-------- Recorded data

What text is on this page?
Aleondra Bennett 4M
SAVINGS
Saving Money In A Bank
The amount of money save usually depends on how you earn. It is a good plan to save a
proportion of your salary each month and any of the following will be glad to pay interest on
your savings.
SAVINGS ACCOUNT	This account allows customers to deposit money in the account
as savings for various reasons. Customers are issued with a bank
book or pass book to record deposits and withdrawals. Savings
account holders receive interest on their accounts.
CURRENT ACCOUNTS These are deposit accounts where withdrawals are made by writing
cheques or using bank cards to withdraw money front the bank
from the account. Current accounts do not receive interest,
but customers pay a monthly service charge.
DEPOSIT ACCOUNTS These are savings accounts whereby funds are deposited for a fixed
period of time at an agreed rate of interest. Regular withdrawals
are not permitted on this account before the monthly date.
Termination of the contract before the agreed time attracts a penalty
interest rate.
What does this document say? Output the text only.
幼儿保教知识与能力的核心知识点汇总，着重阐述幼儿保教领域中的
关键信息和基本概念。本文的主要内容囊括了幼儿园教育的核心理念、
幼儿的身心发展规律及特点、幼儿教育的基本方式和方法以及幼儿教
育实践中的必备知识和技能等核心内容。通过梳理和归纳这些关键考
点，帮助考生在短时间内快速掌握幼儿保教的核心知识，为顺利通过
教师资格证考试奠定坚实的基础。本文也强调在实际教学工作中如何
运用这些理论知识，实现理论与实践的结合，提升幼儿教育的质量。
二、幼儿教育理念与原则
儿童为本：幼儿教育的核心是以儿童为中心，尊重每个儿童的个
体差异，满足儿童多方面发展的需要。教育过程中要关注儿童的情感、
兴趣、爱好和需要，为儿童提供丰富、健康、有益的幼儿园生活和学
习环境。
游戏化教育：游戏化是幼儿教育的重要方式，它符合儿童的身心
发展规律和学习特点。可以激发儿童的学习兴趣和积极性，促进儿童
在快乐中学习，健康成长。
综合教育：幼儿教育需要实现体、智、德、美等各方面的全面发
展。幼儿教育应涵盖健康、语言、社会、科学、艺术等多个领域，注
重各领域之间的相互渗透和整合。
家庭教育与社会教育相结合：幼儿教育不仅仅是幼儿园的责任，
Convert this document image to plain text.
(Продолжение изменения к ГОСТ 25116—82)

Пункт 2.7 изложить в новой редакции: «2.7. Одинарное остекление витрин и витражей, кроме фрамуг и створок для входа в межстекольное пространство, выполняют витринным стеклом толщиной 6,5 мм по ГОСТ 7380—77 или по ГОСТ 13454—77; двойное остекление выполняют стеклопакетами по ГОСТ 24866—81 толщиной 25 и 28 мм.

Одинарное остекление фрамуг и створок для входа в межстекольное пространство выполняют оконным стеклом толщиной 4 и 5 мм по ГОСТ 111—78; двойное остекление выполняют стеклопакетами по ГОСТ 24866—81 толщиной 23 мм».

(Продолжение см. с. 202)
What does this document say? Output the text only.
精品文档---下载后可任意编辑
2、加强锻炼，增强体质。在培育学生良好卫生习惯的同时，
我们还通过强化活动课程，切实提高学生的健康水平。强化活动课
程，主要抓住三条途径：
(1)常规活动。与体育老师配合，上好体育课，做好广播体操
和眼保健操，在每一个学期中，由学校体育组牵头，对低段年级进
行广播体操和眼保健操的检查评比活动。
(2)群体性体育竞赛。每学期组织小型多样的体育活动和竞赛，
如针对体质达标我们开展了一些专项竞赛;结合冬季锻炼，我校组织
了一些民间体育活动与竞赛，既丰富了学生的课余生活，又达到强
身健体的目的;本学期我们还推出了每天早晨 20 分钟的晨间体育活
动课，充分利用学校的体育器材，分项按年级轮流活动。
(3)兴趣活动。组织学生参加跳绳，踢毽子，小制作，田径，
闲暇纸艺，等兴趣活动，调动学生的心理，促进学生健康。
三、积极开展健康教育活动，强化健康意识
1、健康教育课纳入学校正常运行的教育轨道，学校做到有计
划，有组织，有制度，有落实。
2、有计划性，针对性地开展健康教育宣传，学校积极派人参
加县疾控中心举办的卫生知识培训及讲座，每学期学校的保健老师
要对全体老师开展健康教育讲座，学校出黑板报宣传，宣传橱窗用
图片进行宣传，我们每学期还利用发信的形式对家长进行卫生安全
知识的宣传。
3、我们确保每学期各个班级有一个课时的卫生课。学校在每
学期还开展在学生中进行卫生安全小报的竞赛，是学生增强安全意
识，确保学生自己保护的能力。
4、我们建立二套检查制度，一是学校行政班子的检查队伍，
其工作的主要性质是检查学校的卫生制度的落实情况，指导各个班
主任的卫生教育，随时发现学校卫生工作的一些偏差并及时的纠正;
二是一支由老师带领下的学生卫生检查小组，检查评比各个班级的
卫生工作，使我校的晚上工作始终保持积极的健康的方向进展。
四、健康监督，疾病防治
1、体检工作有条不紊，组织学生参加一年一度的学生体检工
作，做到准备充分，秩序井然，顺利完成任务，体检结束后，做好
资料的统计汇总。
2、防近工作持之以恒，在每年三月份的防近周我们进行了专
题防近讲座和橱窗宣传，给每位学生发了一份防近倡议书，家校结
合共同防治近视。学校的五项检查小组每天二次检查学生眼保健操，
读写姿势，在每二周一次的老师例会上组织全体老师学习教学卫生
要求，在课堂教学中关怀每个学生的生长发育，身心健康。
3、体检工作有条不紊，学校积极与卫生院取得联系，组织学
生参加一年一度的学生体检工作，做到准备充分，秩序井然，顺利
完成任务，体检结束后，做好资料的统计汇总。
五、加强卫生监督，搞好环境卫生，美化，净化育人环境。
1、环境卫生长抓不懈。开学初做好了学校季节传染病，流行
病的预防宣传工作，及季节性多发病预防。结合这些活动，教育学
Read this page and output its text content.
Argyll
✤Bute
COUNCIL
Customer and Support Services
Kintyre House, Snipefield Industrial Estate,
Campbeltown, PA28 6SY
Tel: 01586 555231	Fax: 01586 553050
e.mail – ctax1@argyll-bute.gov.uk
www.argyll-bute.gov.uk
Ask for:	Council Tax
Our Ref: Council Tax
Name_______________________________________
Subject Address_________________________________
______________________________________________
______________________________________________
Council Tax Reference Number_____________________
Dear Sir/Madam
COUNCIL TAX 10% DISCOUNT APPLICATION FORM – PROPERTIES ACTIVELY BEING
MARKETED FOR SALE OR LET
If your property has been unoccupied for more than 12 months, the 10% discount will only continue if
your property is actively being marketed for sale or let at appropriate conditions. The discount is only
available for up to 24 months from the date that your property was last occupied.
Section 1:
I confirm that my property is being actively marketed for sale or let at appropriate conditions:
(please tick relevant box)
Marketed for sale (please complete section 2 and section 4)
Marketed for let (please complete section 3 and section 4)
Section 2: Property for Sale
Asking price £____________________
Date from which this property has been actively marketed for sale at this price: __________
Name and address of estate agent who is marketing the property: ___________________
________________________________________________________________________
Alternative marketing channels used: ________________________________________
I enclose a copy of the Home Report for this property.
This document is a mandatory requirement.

----------------

* **Work instructions**
Copy out all the entries shown above, character for character.

* **Answer to this problem**
What text is on this page?
Aleondra Bennett 4M
SAVINGS
Saving Money In A Bank
The amount of money save usually depends on how you earn. It is a good plan to save a
proportion of your salary each month and any of the following will be glad to pay interest on
your savings.
SAVINGS ACCOUNT	This account allows customers to deposit money in the account
as savings for various reasons. Customers are issued with a bank
book or pass book to record deposits and withdrawals. Savings
account holders receive interest on their accounts.
CURRENT ACCOUNTS These are deposit accounts where withdrawals are made by writing
cheques or using bank cards to withdraw money front the bank
from the account. Current accounts do not receive interest,
but customers pay a monthly service charge.
DEPOSIT ACCOUNTS These are savings accounts whereby funds are deposited for a fixed
period of time at an agreed rate of interest. Regular withdrawals
are not permitted on this account before the monthly date.
Termination of the contract before the agreed time attracts a penalty
interest rate.
What does this document say? Output the text only.
幼儿保教知识与能力的核心知识点汇总，着重阐述幼儿保教领域中的
关键信息和基本概念。本文的主要内容囊括了幼儿园教育的核心理念、
幼儿的身心发展规律及特点、幼儿教育的基本方式和方法以及幼儿教
育实践中的必备知识和技能等核心内容。通过梳理和归纳这些关键考
点，帮助考生在短时间内快速掌握幼儿保教的核心知识，为顺利通过
教师资格证考试奠定坚实的基础。本文也强调在实际教学工作中如何
运用这些理论知识，实现理论与实践的结合，提升幼儿教育的质量。
二、幼儿教育理念与原则
儿童为本：幼儿教育的核心是以儿童为中心，尊重每个儿童的个
体差异，满足儿童多方面发展的需要。教育过程中要关注儿童的情感、
兴趣、爱好和需要，为儿童提供丰富、健康、有益的幼儿园生活和学
习环境。
游戏化教育：游戏化是幼儿教育的重要方式，它符合儿童的身心
发展规律和学习特点。可以激发儿童的学习兴趣和积极性，促进儿童
在快乐中学习，健康成长。
综合教育：幼儿教育需要实现体、智、德、美等各方面的全面发
展。幼儿教育应涵盖健康、语言、社会、科学、艺术等多个领域，注
重各领域之间的相互渗透和整合。
家庭教育与社会教育相结合：幼儿教育不仅仅是幼儿园的责任，
Convert this document image to plain text.
(Продолжение изменения к ГОСТ 25116—82)

Пункт 2.7 изложить в новой редакции: «2.7. Одинарное остекление витрин и витражей, кроме фрамуг и створок для входа в межстекольное пространство, выполняют витринным стеклом толщиной 6,5 мм по ГОСТ 7380—77 или по ГОСТ 13454—77; двойное остекление выполняют стеклопакетами по ГОСТ 24866—81 толщиной 25 и 28 мм.

Одинарное остекление фрамуг и створок для входа в межстекольное пространство выполняют оконным стеклом толщиной 4 и 5 мм по ГОСТ 111—78; двойное остекление выполняют стеклопакетами по ГОСТ 24866—81 толщиной 23 мм».

(Продолжение см. с. 202)
What does this document say? Output the text only.
精品文档---下载后可任意编辑
2、加强锻炼，增强体质。在培育学生良好卫生习惯的同时，
我们还通过强化活动课程，切实提高学生的健康水平。强化活动课
程，主要抓住三条途径：
(1)常规活动。与体育老师配合，上好体育课，做好广播体操
和眼保健操，在每一个学期中，由学校体育组牵头，对低段年级进
行广播体操和眼保健操的检查评比活动。
(2)群体性体育竞赛。每学期组织小型多样的体育活动和竞赛，
如针对体质达标我们开展了一些专项竞赛;结合冬季锻炼，我校组织
了一些民间体育活动与竞赛，既丰富了学生的课余生活，又达到强
身健体的目的;本学期我们还推出了每天早晨 20 分钟的晨间体育活
动课，充分利用学校的体育器材，分项按年级轮流活动。
(3)兴趣活动。组织学生参加跳绳，踢毽子，小制作，田径，
闲暇纸艺，等兴趣活动，调动学生的心理，促进学生健康。
三、积极开展健康教育活动，强化健康意识
1、健康教育课纳入学校正常运行的教育轨道，学校做到有计
划，有组织，有制度，有落实。
2、有计划性，针对性地开展健康教育宣传，学校积极派人参
加县疾控中心举办的卫生知识培训及讲座，每学期学校的保健老师
要对全体老师开展健康教育讲座，学校出黑板报宣传，宣传橱窗用
图片进行宣传，我们每学期还利用发信的形式对家长进行卫生安全
知识的宣传。
3、我们确保每学期各个班级有一个课时的卫生课。学校在每
学期还开展在学生中进行卫生安全小报的竞赛，是学生增强安全意
识，确保学生自己保护的能力。
4、我们建立二套检查制度，一是学校行政班子的检查队伍，
其工作的主要性质是检查学校的卫生制度的落实情况，指导各个班
主任的卫生教育，随时发现学校卫生工作的一些偏差并及时的纠正;
二是一支由老师带领下的学生卫生检查小组，检查评比各个班级的
卫生工作，使我校的晚上工作始终保持积极的健康的方向进展。
四、健康监督，疾病防治
1、体检工作有条不紊，组织学生参加一年一度的学生体检工
作，做到准备充分，秩序井然，顺利完成任务，体检结束后，做好
资料的统计汇总。
2、防近工作持之以恒，在每年三月份的防近周我们进行了专
题防近讲座和橱窗宣传，给每位学生发了一份防近倡议书，家校结
合共同防治近视。学校的五项检查小组每天二次检查学生眼保健操，
读写姿势，在每二周一次的老师例会上组织全体老师学习教学卫生
要求，在课堂教学中关怀每个学生的生长发育，身心健康。
3、体检工作有条不紊，学校积极与卫生院取得联系，组织学
生参加一年一度的学生体检工作，做到准备充分，秩序井然，顺利
完成任务，体检结束后，做好资料的统计汇总。
五、加强卫生监督，搞好环境卫生，美化，净化育人环境。
1、环境卫生长抓不懈。开学初做好了学校季节传染病，流行
病的预防宣传工作，及季节性多发病预防。结合这些活动，教育学
Read this page and output its text content.
Argyll
✤Bute
COUNCIL
Customer and Support Services
Kintyre House, Snipefield Industrial Estate,
Campbeltown, PA28 6SY
Tel: 01586 555231	Fax: 01586 553050
e.mail – ctax1@argyll-bute.gov.uk
www.argyll-bute.gov.uk
Ask for:	Council Tax
Our Ref: Council Tax
Name_______________________________________
Subject Address_________________________________
______________________________________________
______________________________________________
Council Tax Reference Number_____________________
Dear Sir/Madam
COUNCIL TAX 10% DISCOUNT APPLICATION FORM – PROPERTIES ACTIVELY BEING
MARKETED FOR SALE OR LET
If your property has been unoccupied for more than 12 months, the 10% discount will only continue if
your property is actively being marketed for sale or let at appropriate conditions. The discount is only
available for up to 24 months from the date that your property was last occupied.
Section 1:
I confirm that my property is being actively marketed for sale or let at appropriate conditions:
(please tick relevant box)
Marketed for sale (please complete section 2 and section 4)
Marketed for let (please complete section 3 and section 4)
Section 2: Property for Sale
Asking price £____________________
Date from which this property has been actively marketed for sale at this price: __________
Name and address of estate agent who is marketing the property: ___________________
________________________________________________________________________
Alternative marketing channels used: ________________________________________
I enclose a copy of the Home Report for this property.
This document is a mandatory requirement.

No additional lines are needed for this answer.